** START Records supplied **

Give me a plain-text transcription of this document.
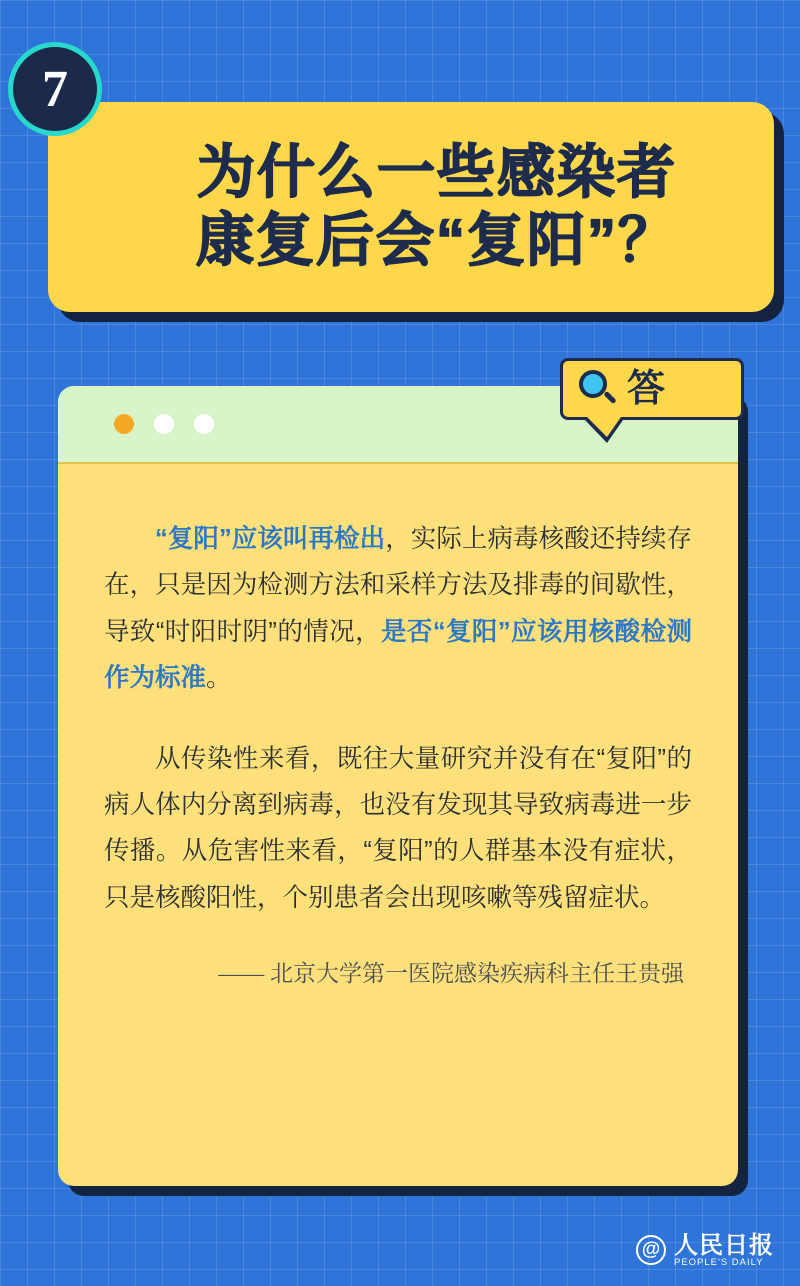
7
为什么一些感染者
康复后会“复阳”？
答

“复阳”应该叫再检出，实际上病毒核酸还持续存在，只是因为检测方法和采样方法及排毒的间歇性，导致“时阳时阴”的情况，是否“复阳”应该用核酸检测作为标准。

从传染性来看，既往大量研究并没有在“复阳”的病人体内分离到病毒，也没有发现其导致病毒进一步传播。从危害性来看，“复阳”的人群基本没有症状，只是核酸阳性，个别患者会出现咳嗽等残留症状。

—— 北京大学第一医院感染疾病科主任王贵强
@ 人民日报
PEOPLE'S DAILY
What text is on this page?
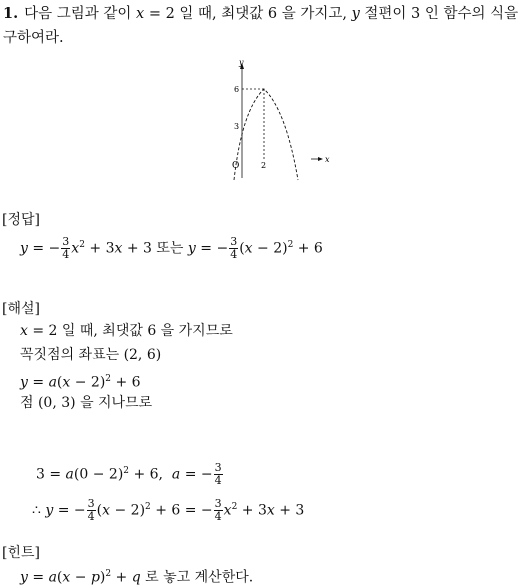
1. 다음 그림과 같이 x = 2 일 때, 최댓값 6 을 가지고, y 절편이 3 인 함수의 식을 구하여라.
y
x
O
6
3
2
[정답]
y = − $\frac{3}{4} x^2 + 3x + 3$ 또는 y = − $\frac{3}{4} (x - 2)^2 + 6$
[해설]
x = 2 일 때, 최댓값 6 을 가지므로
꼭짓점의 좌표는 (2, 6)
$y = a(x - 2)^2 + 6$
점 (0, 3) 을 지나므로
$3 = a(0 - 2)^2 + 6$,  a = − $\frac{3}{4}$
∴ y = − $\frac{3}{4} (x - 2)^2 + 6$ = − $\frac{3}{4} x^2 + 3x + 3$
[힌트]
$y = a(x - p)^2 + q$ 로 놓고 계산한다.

** END Records supplied **

Count the lines of these entries that hold the string "frac", and give only that number.

3